## begin
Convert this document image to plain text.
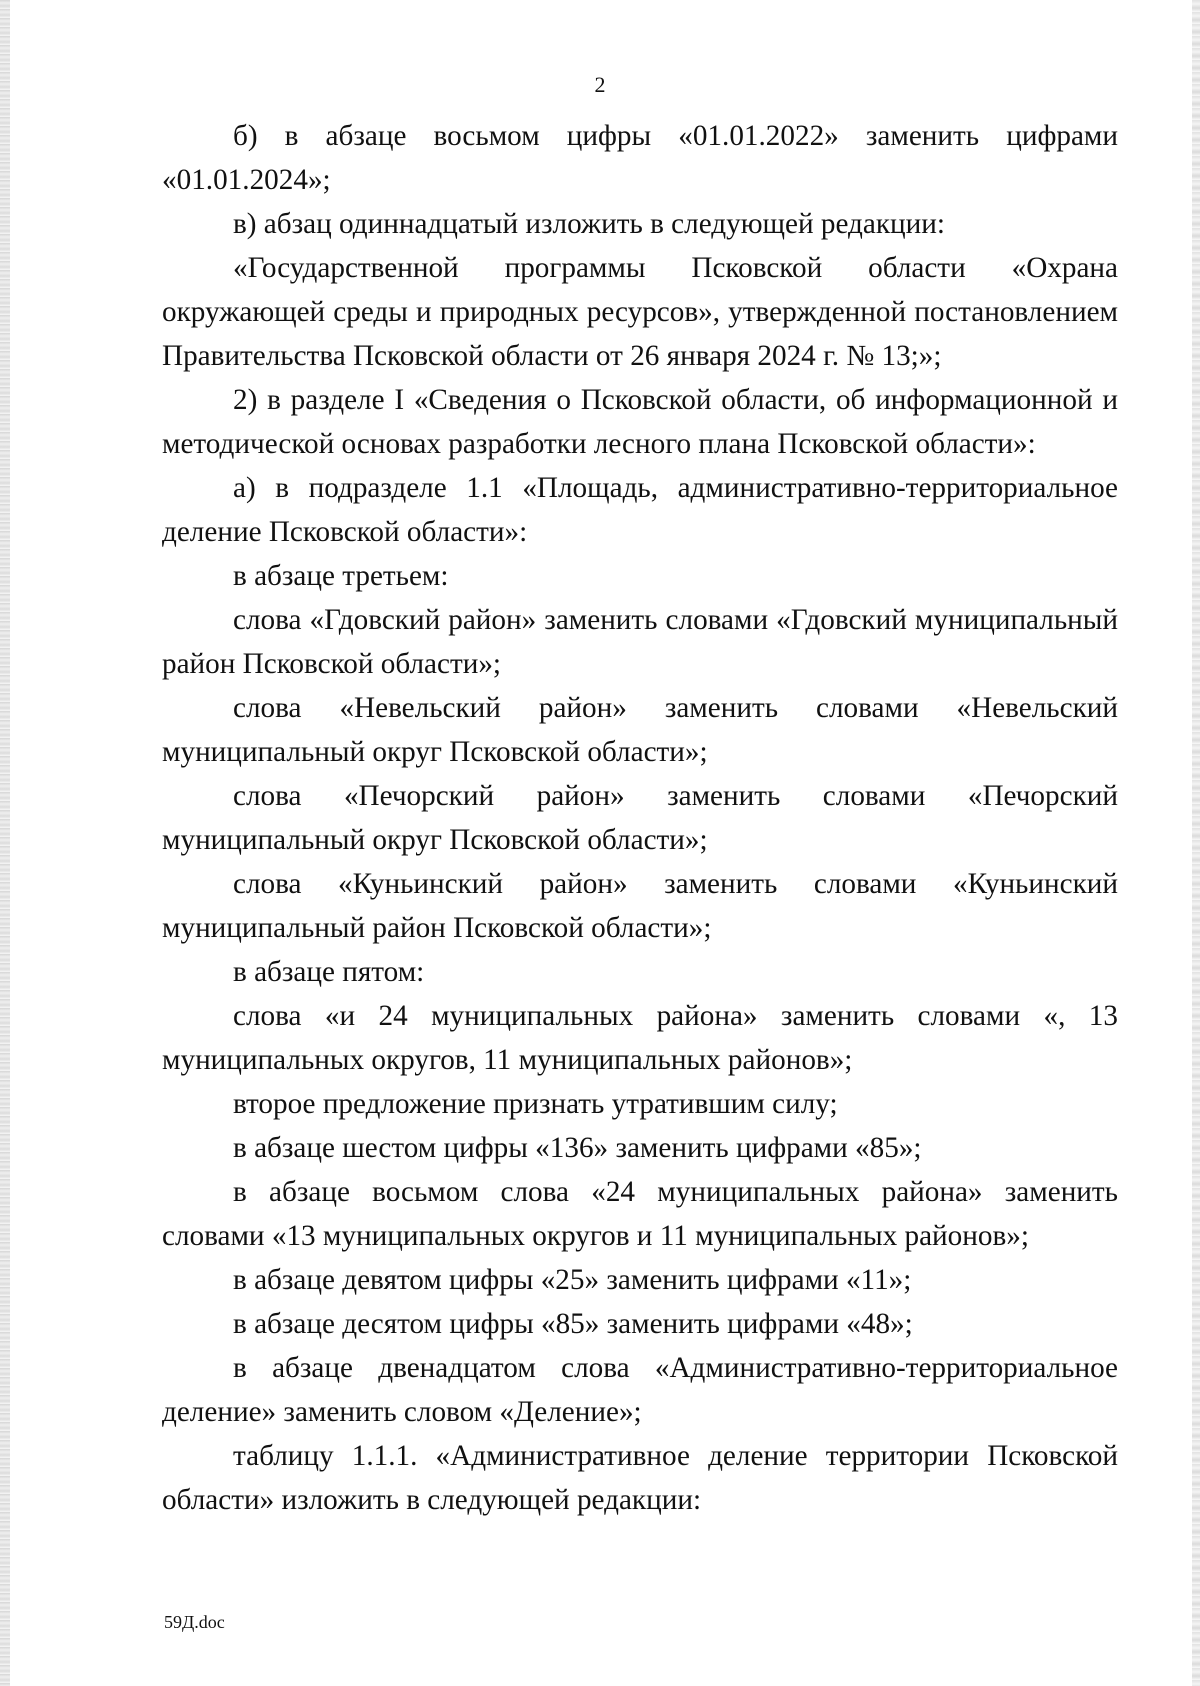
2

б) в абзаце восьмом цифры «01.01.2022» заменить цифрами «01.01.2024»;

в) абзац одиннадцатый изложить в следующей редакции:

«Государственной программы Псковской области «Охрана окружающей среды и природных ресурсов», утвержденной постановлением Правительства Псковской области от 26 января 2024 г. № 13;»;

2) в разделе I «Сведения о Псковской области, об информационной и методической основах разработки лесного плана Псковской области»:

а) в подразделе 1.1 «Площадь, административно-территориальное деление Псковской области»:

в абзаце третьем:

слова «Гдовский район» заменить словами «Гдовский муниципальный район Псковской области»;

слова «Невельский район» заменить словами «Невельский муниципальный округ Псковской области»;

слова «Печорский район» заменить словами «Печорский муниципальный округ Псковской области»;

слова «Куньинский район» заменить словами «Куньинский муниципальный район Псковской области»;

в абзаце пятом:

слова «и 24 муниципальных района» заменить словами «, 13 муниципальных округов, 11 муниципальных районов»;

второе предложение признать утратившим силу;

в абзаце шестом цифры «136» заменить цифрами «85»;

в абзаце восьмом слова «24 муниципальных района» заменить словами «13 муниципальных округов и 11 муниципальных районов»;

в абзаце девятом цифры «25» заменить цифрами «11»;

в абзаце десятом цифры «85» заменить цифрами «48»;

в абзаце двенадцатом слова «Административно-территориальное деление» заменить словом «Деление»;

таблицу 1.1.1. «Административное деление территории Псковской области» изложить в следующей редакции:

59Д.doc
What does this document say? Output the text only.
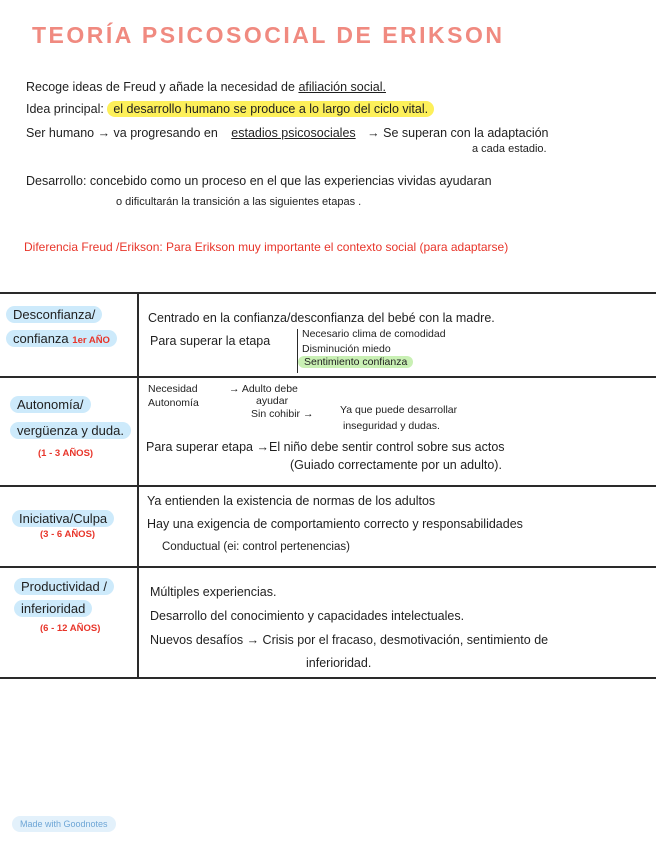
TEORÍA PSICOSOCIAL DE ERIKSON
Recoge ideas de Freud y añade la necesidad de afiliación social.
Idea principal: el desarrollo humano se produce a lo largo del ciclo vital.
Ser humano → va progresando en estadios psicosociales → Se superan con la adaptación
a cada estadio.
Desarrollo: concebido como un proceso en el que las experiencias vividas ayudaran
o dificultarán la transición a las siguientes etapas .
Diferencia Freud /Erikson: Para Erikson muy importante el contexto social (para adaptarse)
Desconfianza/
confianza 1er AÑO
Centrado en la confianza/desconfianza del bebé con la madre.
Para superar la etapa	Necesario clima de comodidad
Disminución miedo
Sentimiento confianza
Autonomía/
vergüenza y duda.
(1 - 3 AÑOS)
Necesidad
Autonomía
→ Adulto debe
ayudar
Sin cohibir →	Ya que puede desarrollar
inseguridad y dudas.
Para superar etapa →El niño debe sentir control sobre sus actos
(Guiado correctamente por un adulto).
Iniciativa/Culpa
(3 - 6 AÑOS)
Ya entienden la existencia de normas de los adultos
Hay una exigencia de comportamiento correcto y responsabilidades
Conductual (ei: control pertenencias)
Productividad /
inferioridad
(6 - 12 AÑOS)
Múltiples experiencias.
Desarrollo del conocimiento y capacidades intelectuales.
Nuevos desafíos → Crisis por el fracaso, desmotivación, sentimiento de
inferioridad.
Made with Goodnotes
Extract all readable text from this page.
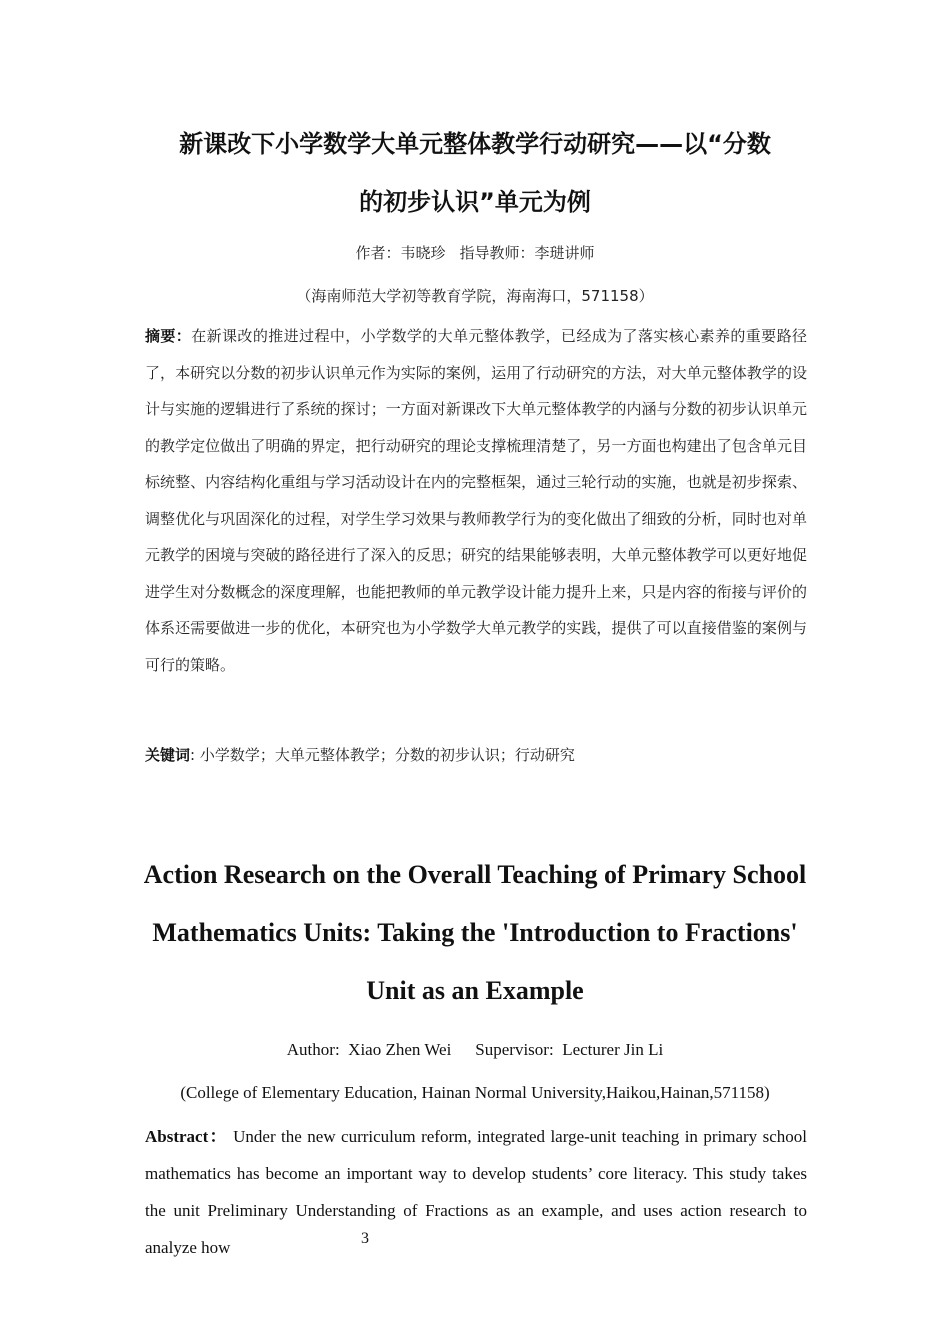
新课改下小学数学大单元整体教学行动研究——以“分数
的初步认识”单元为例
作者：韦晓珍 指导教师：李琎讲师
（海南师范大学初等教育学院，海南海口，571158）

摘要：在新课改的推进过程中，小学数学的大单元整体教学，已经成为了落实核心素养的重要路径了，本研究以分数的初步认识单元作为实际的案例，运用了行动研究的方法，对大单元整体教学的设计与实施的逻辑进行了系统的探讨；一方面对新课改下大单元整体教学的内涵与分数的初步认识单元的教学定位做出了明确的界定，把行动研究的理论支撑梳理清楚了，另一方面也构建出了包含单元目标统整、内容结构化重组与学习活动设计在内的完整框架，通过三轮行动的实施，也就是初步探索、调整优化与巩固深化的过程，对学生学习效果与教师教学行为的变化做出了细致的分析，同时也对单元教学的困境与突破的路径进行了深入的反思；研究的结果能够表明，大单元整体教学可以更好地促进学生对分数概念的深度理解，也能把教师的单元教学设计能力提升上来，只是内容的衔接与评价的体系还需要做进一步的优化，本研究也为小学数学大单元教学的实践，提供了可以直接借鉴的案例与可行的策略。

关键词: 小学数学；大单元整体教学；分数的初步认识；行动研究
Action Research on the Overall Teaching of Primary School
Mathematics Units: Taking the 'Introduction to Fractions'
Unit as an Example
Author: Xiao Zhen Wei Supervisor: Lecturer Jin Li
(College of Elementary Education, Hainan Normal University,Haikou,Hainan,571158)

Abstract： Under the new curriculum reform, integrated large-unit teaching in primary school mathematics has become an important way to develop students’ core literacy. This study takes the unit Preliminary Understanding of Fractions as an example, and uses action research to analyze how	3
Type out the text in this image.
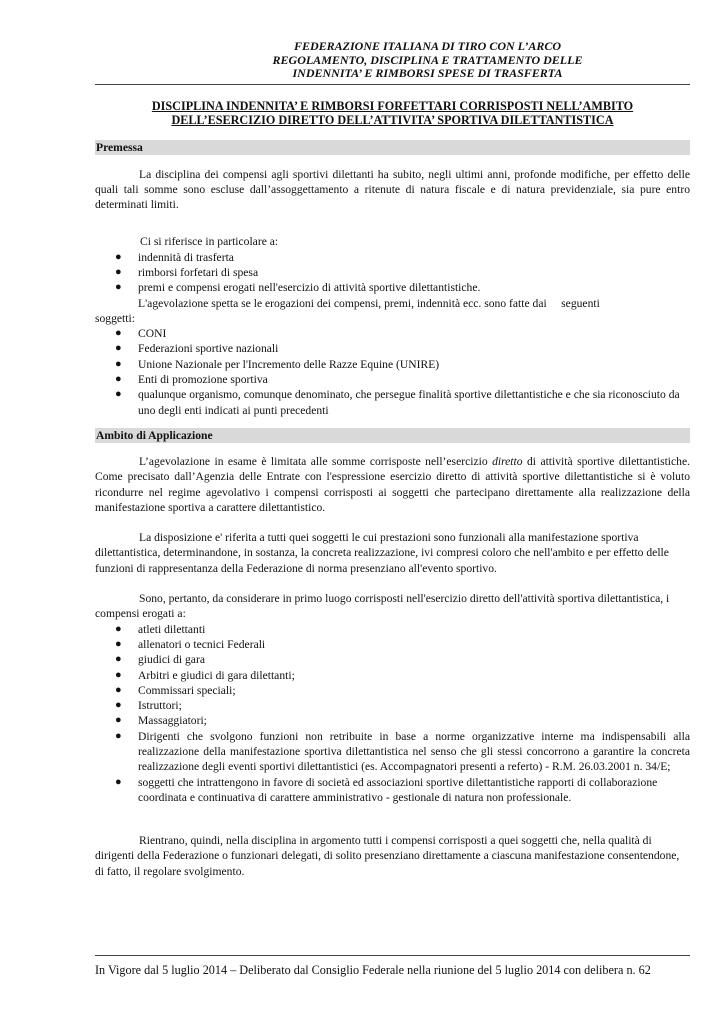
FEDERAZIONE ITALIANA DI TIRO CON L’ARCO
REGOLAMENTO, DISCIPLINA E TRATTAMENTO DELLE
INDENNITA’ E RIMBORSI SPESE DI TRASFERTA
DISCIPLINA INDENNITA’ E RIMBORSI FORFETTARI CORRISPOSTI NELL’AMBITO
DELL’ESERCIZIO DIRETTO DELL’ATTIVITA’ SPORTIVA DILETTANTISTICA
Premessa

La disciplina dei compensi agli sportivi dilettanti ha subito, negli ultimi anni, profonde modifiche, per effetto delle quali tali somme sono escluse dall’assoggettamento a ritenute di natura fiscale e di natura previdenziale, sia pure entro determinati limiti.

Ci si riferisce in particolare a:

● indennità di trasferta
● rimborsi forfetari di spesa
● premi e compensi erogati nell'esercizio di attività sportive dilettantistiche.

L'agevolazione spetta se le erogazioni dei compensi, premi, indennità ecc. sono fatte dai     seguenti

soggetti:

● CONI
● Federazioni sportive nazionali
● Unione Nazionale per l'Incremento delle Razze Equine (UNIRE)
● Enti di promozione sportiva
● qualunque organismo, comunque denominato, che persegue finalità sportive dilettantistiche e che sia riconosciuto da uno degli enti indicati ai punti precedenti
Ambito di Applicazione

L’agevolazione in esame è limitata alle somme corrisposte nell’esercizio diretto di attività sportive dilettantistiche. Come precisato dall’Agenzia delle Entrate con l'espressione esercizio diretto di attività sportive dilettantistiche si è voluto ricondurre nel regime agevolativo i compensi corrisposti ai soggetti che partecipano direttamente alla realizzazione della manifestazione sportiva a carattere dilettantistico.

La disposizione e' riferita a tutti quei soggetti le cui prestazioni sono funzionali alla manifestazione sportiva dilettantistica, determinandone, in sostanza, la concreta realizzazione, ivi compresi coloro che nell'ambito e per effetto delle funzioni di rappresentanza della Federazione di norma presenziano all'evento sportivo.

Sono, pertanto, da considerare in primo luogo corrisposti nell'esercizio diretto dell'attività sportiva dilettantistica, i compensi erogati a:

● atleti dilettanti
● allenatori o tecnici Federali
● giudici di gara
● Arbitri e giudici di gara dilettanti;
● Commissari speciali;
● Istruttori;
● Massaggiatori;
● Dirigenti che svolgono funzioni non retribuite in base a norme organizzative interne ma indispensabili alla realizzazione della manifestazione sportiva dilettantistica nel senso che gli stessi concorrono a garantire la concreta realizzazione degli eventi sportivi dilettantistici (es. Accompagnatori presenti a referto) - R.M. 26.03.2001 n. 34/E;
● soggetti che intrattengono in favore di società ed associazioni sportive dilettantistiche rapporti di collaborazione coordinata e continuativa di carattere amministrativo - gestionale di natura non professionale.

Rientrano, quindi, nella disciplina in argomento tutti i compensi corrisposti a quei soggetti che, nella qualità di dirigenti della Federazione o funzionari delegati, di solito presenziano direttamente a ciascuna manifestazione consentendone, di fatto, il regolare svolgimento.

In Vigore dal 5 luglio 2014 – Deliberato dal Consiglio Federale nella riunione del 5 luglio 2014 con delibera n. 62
## end
Problem —
Working from the lines above, reproduce the material exactly and exclude its pictures.

The answer —
Convert this document image to plain text.
2

б) в абзаце восьмом цифры «01.01.2022» заменить цифрами «01.01.2024»;

в) абзац одиннадцатый изложить в следующей редакции:

«Государственной программы Псковской области «Охрана окружающей среды и природных ресурсов», утвержденной постановлением Правительства Псковской области от 26 января 2024 г. № 13;»;

2) в разделе I «Сведения о Псковской области, об информационной и методической основах разработки лесного плана Псковской области»:

а) в подразделе 1.1 «Площадь, административно-территориальное деление Псковской области»:

в абзаце третьем:

слова «Гдовский район» заменить словами «Гдовский муниципальный район Псковской области»;

слова «Невельский район» заменить словами «Невельский муниципальный округ Псковской области»;

слова «Печорский район» заменить словами «Печорский муниципальный округ Псковской области»;

слова «Куньинский район» заменить словами «Куньинский муниципальный район Псковской области»;

в абзаце пятом:

слова «и 24 муниципальных района» заменить словами «, 13 муниципальных округов, 11 муниципальных районов»;

второе предложение признать утратившим силу;

в абзаце шестом цифры «136» заменить цифрами «85»;

в абзаце восьмом слова «24 муниципальных района» заменить словами «13 муниципальных округов и 11 муниципальных районов»;

в абзаце девятом цифры «25» заменить цифрами «11»;

в абзаце десятом цифры «85» заменить цифрами «48»;

в абзаце двенадцатом слова «Административно-территориальное деление» заменить словом «Деление»;

таблицу 1.1.1. «Административное деление территории Псковской области» изложить в следующей редакции:

59Д.doc
What does this document say? Output the text only.
TEORÍA PSICOSOCIAL DE ERIKSON
Recoge ideas de Freud y añade la necesidad de afiliación social.
Idea principal: el desarrollo humano se produce a lo largo del ciclo vital.
Ser humano → va progresando en estadios psicosociales → Se superan con la adaptación
a cada estadio.
Desarrollo: concebido como un proceso en el que las experiencias vividas ayudaran
o dificultarán la transición a las siguientes etapas .
Diferencia Freud /Erikson: Para Erikson muy importante el contexto social (para adaptarse)
Desconfianza/
confianza 1er AÑO
Centrado en la confianza/desconfianza del bebé con la madre.
Para superar la etapa	Necesario clima de comodidad
Disminución miedo
Sentimiento confianza
Autonomía/
vergüenza y duda.
(1 - 3 AÑOS)
Necesidad
Autonomía
→ Adulto debe
ayudar
Sin cohibir →	Ya que puede desarrollar
inseguridad y dudas.
Para superar etapa →El niño debe sentir control sobre sus actos
(Guiado correctamente por un adulto).
Iniciativa/Culpa
(3 - 6 AÑOS)
Ya entienden la existencia de normas de los adultos
Hay una exigencia de comportamiento correcto y responsabilidades
Conductual (ei: control pertenencias)
Productividad /
inferioridad
(6 - 12 AÑOS)
Múltiples experiencias.
Desarrollo del conocimiento y capacidades intelectuales.
Nuevos desafíos → Crisis por el fracaso, desmotivación, sentimiento de
inferioridad.
Made with Goodnotes
Extract all readable text from this page.
新课改下小学数学大单元整体教学行动研究——以“分数
的初步认识”单元为例
作者：韦晓珍 指导教师：李琎讲师
（海南师范大学初等教育学院，海南海口，571158）

摘要：在新课改的推进过程中，小学数学的大单元整体教学，已经成为了落实核心素养的重要路径了，本研究以分数的初步认识单元作为实际的案例，运用了行动研究的方法，对大单元整体教学的设计与实施的逻辑进行了系统的探讨；一方面对新课改下大单元整体教学的内涵与分数的初步认识单元的教学定位做出了明确的界定，把行动研究的理论支撑梳理清楚了，另一方面也构建出了包含单元目标统整、内容结构化重组与学习活动设计在内的完整框架，通过三轮行动的实施，也就是初步探索、调整优化与巩固深化的过程，对学生学习效果与教师教学行为的变化做出了细致的分析，同时也对单元教学的困境与突破的路径进行了深入的反思；研究的结果能够表明，大单元整体教学可以更好地促进学生对分数概念的深度理解，也能把教师的单元教学设计能力提升上来，只是内容的衔接与评价的体系还需要做进一步的优化，本研究也为小学数学大单元教学的实践，提供了可以直接借鉴的案例与可行的策略。

关键词: 小学数学；大单元整体教学；分数的初步认识；行动研究
Action Research on the Overall Teaching of Primary School
Mathematics Units: Taking the 'Introduction to Fractions'
Unit as an Example
Author: Xiao Zhen Wei Supervisor: Lecturer Jin Li
(College of Elementary Education, Hainan Normal University,Haikou,Hainan,571158)

Abstract： Under the new curriculum reform, integrated large-unit teaching in primary school mathematics has become an important way to develop students’ core literacy. This study takes the unit Preliminary Understanding of Fractions as an example, and uses action research to analyze how	3
Type out the text in this image.
FEDERAZIONE ITALIANA DI TIRO CON L’ARCO
REGOLAMENTO, DISCIPLINA E TRATTAMENTO DELLE
INDENNITA’ E RIMBORSI SPESE DI TRASFERTA
DISCIPLINA INDENNITA’ E RIMBORSI FORFETTARI CORRISPOSTI NELL’AMBITO
DELL’ESERCIZIO DIRETTO DELL’ATTIVITA’ SPORTIVA DILETTANTISTICA
Premessa

La disciplina dei compensi agli sportivi dilettanti ha subito, negli ultimi anni, profonde modifiche, per effetto delle quali tali somme sono escluse dall’assoggettamento a ritenute di natura fiscale e di natura previdenziale, sia pure entro determinati limiti.

Ci si riferisce in particolare a:

● indennità di trasferta
● rimborsi forfetari di spesa
● premi e compensi erogati nell'esercizio di attività sportive dilettantistiche.

L'agevolazione spetta se le erogazioni dei compensi, premi, indennità ecc. sono fatte dai     seguenti

soggetti:

● CONI
● Federazioni sportive nazionali
● Unione Nazionale per l'Incremento delle Razze Equine (UNIRE)
● Enti di promozione sportiva
● qualunque organismo, comunque denominato, che persegue finalità sportive dilettantistiche e che sia riconosciuto da uno degli enti indicati ai punti precedenti
Ambito di Applicazione

L’agevolazione in esame è limitata alle somme corrisposte nell’esercizio diretto di attività sportive dilettantistiche. Come precisato dall’Agenzia delle Entrate con l'espressione esercizio diretto di attività sportive dilettantistiche si è voluto ricondurre nel regime agevolativo i compensi corrisposti ai soggetti che partecipano direttamente alla realizzazione della manifestazione sportiva a carattere dilettantistico.

La disposizione e' riferita a tutti quei soggetti le cui prestazioni sono funzionali alla manifestazione sportiva dilettantistica, determinandone, in sostanza, la concreta realizzazione, ivi compresi coloro che nell'ambito e per effetto delle funzioni di rappresentanza della Federazione di norma presenziano all'evento sportivo.

Sono, pertanto, da considerare in primo luogo corrisposti nell'esercizio diretto dell'attività sportiva dilettantistica, i compensi erogati a:

● atleti dilettanti
● allenatori o tecnici Federali
● giudici di gara
● Arbitri e giudici di gara dilettanti;
● Commissari speciali;
● Istruttori;
● Massaggiatori;
● Dirigenti che svolgono funzioni non retribuite in base a norme organizzative interne ma indispensabili alla realizzazione della manifestazione sportiva dilettantistica nel senso che gli stessi concorrono a garantire la concreta realizzazione degli eventi sportivi dilettantistici (es. Accompagnatori presenti a referto) - R.M. 26.03.2001 n. 34/E;
● soggetti che intrattengono in favore di società ed associazioni sportive dilettantistiche rapporti di collaborazione coordinata e continuativa di carattere amministrativo - gestionale di natura non professionale.

Rientrano, quindi, nella disciplina in argomento tutti i compensi corrisposti a quei soggetti che, nella qualità di dirigenti della Federazione o funzionari delegati, di solito presenziano direttamente a ciascuna manifestazione consentendone, di fatto, il regolare svolgimento.

In Vigore dal 5 luglio 2014 – Deliberato dal Consiglio Federale nella riunione del 5 luglio 2014 con delibera n. 62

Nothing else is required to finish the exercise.